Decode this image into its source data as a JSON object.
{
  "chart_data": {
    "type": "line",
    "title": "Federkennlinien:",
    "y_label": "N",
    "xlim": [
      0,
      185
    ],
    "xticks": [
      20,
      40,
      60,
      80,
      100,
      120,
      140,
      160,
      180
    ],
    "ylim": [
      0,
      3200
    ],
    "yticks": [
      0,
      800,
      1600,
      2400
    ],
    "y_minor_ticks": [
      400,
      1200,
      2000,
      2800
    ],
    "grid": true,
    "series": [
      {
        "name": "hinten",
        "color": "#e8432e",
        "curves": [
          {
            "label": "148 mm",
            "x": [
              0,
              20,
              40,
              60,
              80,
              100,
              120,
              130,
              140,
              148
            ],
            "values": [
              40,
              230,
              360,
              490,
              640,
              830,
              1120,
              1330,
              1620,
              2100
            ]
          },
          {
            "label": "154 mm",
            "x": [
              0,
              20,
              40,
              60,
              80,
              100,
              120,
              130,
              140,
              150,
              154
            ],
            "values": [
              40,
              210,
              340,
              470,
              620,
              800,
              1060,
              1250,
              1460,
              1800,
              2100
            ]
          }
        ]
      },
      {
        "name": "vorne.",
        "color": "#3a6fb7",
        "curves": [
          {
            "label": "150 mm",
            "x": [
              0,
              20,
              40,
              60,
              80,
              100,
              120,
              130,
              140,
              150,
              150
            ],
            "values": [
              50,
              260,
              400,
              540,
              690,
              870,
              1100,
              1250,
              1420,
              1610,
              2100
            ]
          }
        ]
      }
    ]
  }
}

• **Problem description**: Repeat the material above in full, exactly as it stands.

• **Worked solution**:
Decode this image into its source data as a JSON object.
{
  "chart_data": {
    "type": "line",
    "title": "Federkennlinien:",
    "y_label": "N",
    "xlim": [
      0,
      185
    ],
    "xticks": [
      20,
      40,
      60,
      80,
      100,
      120,
      140,
      160,
      180
    ],
    "ylim": [
      0,
      3200
    ],
    "yticks": [
      0,
      800,
      1600,
      2400
    ],
    "y_minor_ticks": [
      400,
      1200,
      2000,
      2800
    ],
    "grid": true,
    "series": [
      {
        "name": "hinten",
        "color": "#e8432e",
        "curves": [
          {
            "label": "148 mm",
            "x": [
              0,
              20,
              40,
              60,
              80,
              100,
              120,
              130,
              140,
              148
            ],
            "values": [
              40,
              230,
              360,
              490,
              640,
              830,
              1120,
              1330,
              1620,
              2100
            ]
          },
          {
            "label": "154 mm",
            "x": [
              0,
              20,
              40,
              60,
              80,
              100,
              120,
              130,
              140,
              150,
              154
            ],
            "values": [
              40,
              210,
              340,
              470,
              620,
              800,
              1060,
              1250,
              1460,
              1800,
              2100
            ]
          }
        ]
      },
      {
        "name": "vorne.",
        "color": "#3a6fb7",
        "curves": [
          {
            "label": "150 mm",
            "x": [
              0,
              20,
              40,
              60,
              80,
              100,
              120,
              130,
              140,
              150,
              150
            ],
            "values": [
              50,
              260,
              400,
              540,
              690,
              870,
              1100,
              1250,
              1420,
              1610,
              2100
            ]
          }
        ]
      }
    ]
  }
}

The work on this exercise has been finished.